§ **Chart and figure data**
+ + + + +
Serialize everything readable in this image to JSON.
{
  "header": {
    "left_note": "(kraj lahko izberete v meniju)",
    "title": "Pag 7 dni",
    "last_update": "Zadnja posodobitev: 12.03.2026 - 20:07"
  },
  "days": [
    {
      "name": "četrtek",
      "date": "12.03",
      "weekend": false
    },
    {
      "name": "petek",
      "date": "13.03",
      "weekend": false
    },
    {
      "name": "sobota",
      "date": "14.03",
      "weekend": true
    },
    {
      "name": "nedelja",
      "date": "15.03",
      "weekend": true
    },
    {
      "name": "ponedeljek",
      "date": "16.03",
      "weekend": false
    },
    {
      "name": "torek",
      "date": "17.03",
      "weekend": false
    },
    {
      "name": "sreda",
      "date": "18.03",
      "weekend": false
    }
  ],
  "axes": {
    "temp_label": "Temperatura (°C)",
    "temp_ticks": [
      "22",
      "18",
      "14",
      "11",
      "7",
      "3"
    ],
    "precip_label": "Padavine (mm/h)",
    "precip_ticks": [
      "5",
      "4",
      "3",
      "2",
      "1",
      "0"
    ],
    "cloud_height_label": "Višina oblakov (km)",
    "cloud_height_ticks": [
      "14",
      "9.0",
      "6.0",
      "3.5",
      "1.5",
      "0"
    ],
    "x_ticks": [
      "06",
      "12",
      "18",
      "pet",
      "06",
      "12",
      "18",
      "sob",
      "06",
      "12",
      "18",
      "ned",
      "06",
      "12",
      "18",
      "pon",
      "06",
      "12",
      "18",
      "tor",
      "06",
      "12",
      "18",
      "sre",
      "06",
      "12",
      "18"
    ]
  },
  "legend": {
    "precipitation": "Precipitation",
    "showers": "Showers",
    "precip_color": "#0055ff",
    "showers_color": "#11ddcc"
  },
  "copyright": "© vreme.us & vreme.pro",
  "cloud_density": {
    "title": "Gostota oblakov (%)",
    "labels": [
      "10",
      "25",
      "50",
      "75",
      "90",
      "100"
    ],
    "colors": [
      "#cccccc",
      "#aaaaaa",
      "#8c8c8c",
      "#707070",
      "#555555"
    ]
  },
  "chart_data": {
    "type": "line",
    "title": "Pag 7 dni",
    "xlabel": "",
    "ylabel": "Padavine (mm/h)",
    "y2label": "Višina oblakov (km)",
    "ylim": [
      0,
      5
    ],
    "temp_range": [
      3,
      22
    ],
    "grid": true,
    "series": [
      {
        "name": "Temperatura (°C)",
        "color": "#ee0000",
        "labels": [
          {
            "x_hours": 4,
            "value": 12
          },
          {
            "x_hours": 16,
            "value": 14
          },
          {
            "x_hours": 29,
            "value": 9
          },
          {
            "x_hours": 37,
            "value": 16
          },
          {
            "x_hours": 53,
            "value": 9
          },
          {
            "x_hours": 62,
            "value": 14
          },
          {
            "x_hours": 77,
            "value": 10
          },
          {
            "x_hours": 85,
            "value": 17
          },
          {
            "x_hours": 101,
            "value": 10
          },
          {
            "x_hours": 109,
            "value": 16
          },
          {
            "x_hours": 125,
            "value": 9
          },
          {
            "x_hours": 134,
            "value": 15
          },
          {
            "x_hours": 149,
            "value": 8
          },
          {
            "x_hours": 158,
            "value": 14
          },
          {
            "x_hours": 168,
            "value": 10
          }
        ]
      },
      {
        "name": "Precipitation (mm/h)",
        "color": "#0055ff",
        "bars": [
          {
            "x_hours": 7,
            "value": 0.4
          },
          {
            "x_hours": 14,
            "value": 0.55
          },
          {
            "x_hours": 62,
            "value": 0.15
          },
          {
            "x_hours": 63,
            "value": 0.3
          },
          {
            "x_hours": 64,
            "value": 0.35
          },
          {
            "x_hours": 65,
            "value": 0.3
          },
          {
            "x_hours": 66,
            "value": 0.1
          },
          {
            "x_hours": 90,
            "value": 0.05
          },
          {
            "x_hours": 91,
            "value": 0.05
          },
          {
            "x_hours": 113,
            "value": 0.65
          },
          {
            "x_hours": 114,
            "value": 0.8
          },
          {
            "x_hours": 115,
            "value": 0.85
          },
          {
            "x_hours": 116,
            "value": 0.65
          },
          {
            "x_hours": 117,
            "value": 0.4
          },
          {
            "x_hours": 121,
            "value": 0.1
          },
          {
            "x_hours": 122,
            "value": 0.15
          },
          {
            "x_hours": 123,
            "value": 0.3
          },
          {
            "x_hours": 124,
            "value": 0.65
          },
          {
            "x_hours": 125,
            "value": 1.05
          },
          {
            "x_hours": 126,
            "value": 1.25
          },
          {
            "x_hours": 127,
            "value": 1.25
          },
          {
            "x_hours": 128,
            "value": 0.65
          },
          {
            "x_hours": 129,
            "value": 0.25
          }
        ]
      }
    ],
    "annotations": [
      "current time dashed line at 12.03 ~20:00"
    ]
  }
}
+ + + + +
§ **Problem statement**
Filter the entries above down to the lines containing the word "Višina".

§ **Expected answer**
    "cloud_height_label": "Višina oblakov (km)",
    "y2label": "Višina oblakov (km)",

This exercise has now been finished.